Tally all lines containing the word "Nous". Give the number alone.

(Data records)
>>>>>

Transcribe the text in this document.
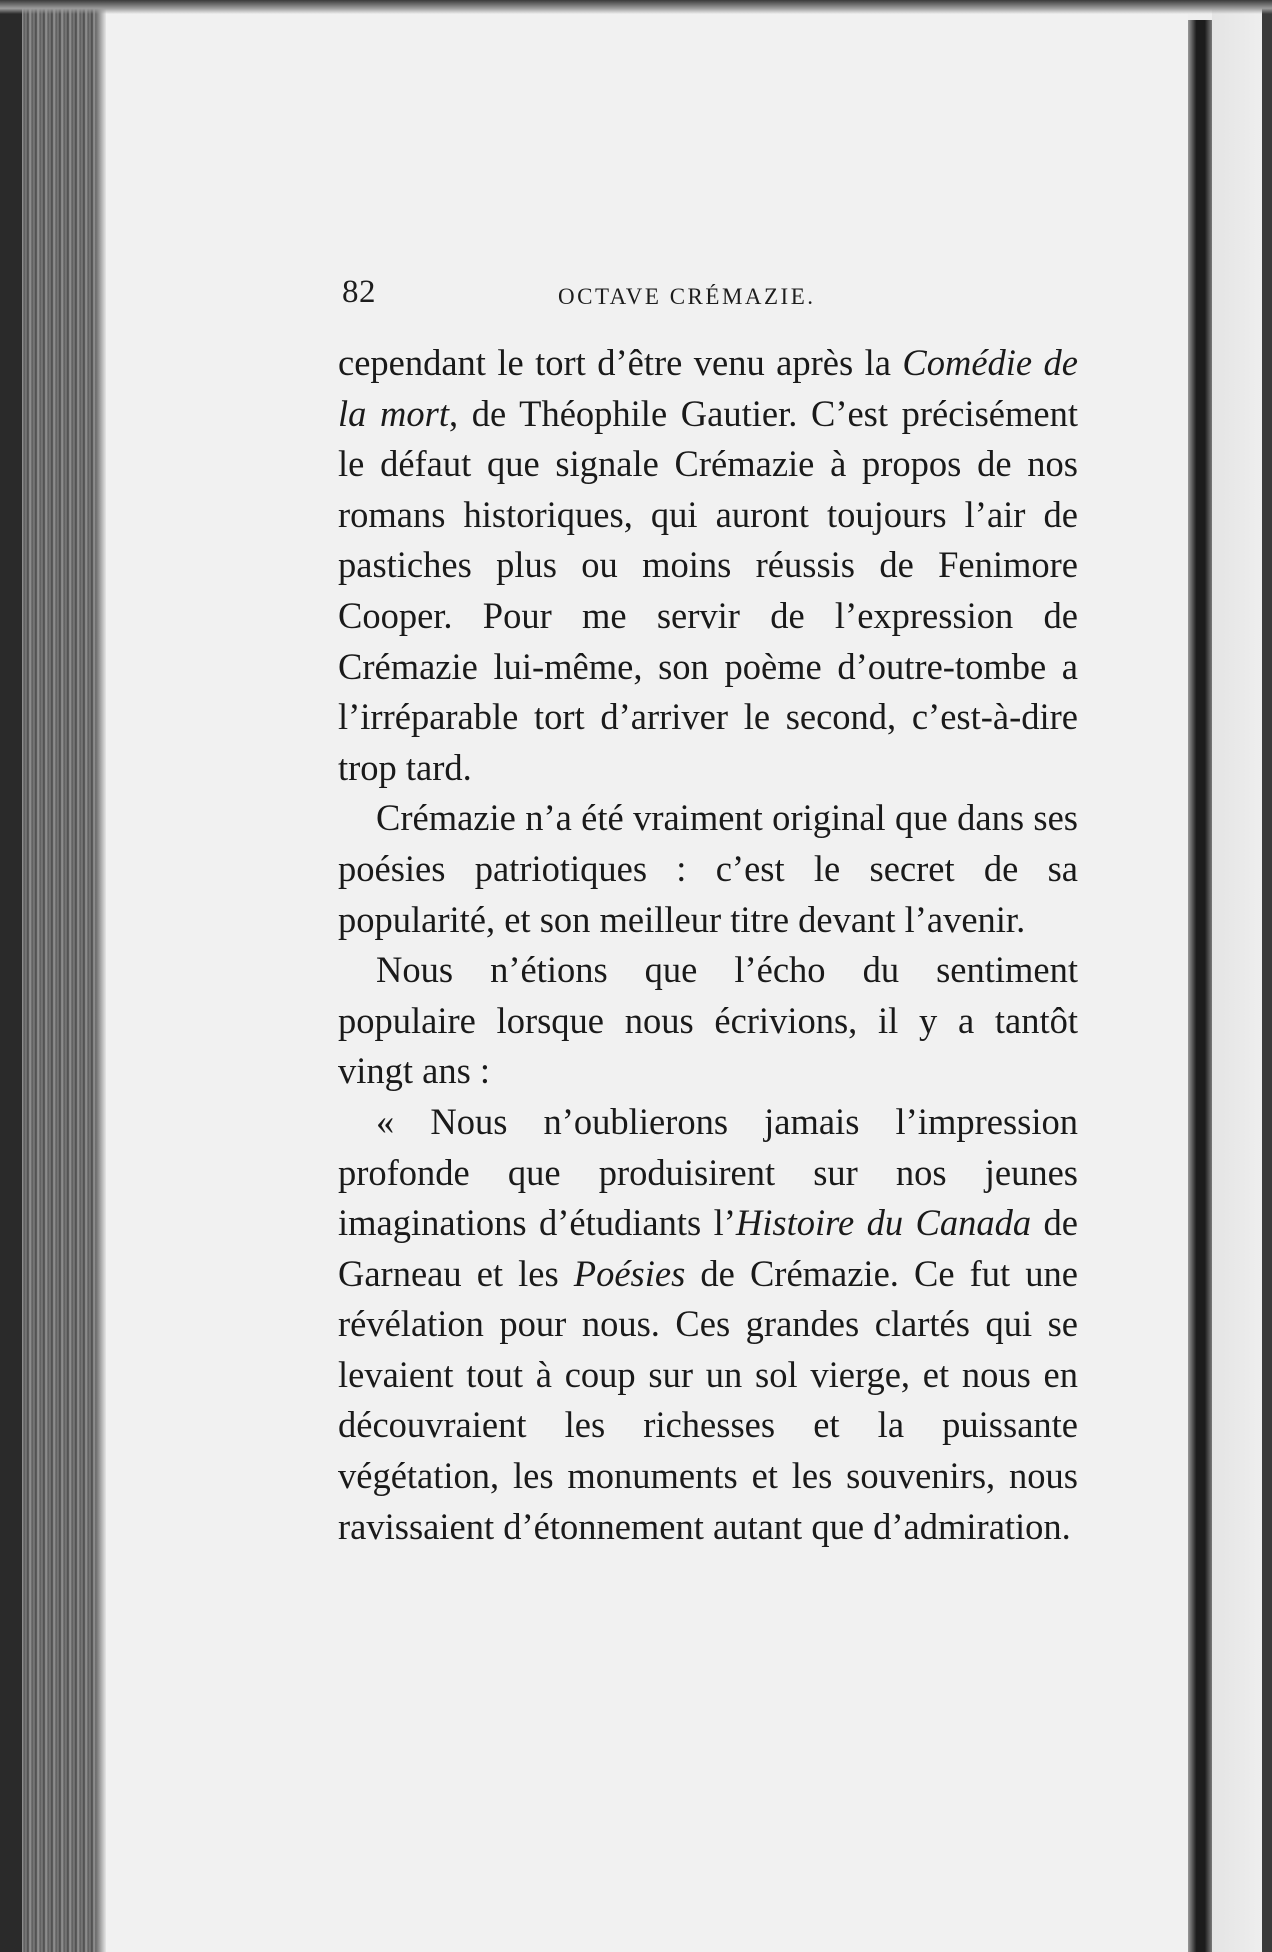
82	OCTAVE CRÉMAZIE.

cependant le tort d’être venu après la Comédie de la mort, de Théophile Gautier. C’est précisément le défaut que signale Crémazie à propos de nos romans historiques, qui auront toujours l’air de pastiches plus ou moins réussis de Fenimore Cooper. Pour me servir de l’expression de Crémazie lui-même, son poème d’outre-tombe a l’irréparable tort d’arriver le second, c’est-à-dire trop tard.

Crémazie n’a été vraiment original que dans ses poésies patriotiques : c’est le secret de sa popularité, et son meilleur titre devant l’avenir.

Nous n’étions que l’écho du sentiment populaire lorsque nous écrivions, il y a tantôt vingt ans :

« Nous n’oublierons jamais l’impression profonde que produisirent sur nos jeunes imaginations d’étudiants l’Histoire du Canada de Garneau et les Poésies de Crémazie. Ce fut une révélation pour nous. Ces grandes clartés qui se levaient tout à coup sur un sol vierge, et nous en découvraient les richesses et la puissante végétation, les monuments et les souvenirs, nous ravissaient d’étonnement autant que d’admiration.
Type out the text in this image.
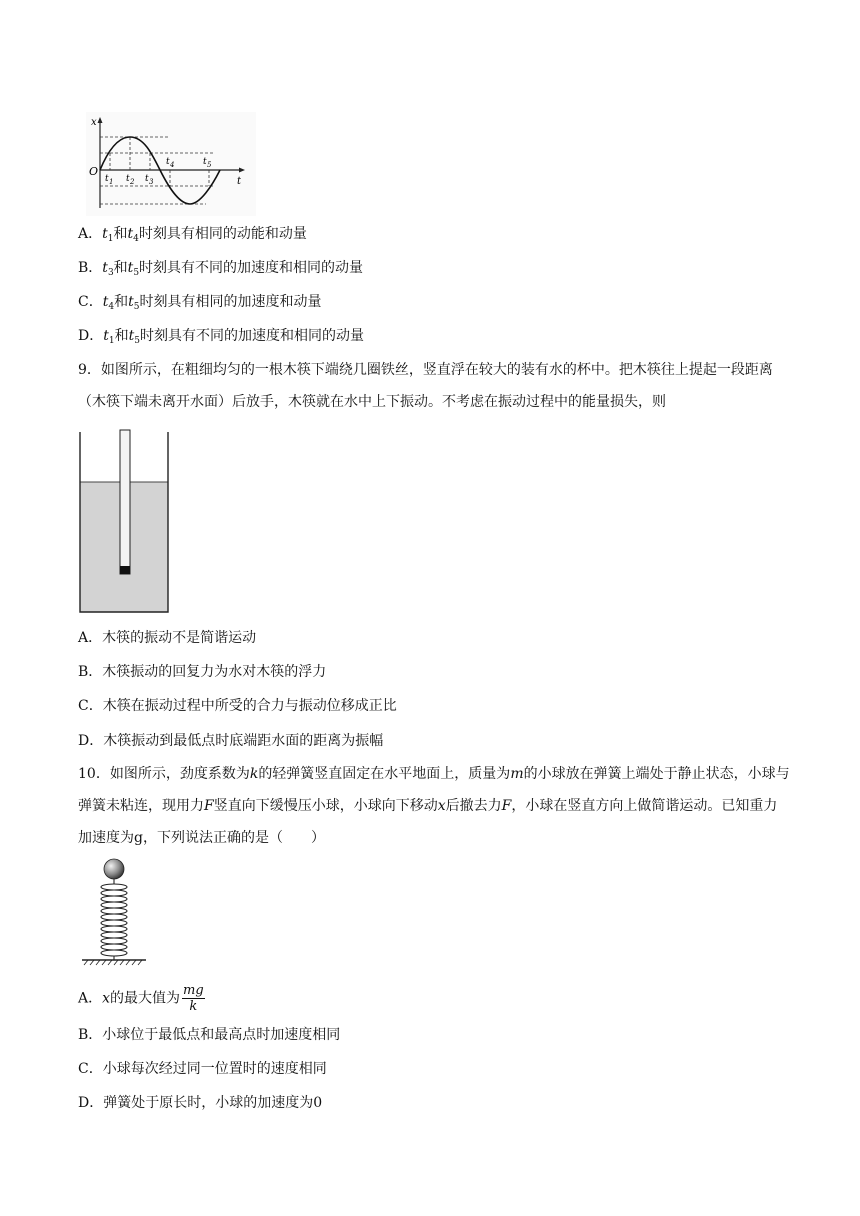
x
t
O
t 1 t 2 t 3
t 4	t 5
A．$t_1$和$t_4$时刻具有相同的动能和动量
B．$t_3$和$t_5$时刻具有不同的加速度和相同的动量
C．$t_4$和$t_5$时刻具有相同的加速度和动量
D．$t_1$和$t_5$时刻具有不同的加速度和相同的动量
9．如图所示，在粗细均匀的一根木筷下端绕几圈铁丝，竖直浮在较大的装有水的杯中。把木筷往上提起一段距离（木筷下端未离开水面）后放手，木筷就在水中上下振动。不考虑在振动过程中的能量损失，则
A．木筷的振动不是简谐运动
B．木筷振动的回复力为水对木筷的浮力
C．木筷在振动过程中所受的合力与振动位移成正比
D．木筷振动到最低点时底端距水面的距离为振幅
10．如图所示，劲度系数为k的轻弹簧竖直固定在水平地面上，质量为m的小球放在弹簧上端处于静止状态，小球与弹簧未粘连，现用力F竖直向下缓慢压小球，小球向下移动x后撤去力F，小球在竖直方向上做简谐运动。已知重力加速度为g，下列说法正确的是（　　）
A．x的最大值为 $\frac{mg}{k}$
B．小球位于最低点和最高点时加速度相同
C．小球每次经过同一位置时的速度相同
D．弹簧处于原长时，小球的加速度为0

<<<<<

▶ **ANSWER FOR THIS EXERCISE**:
2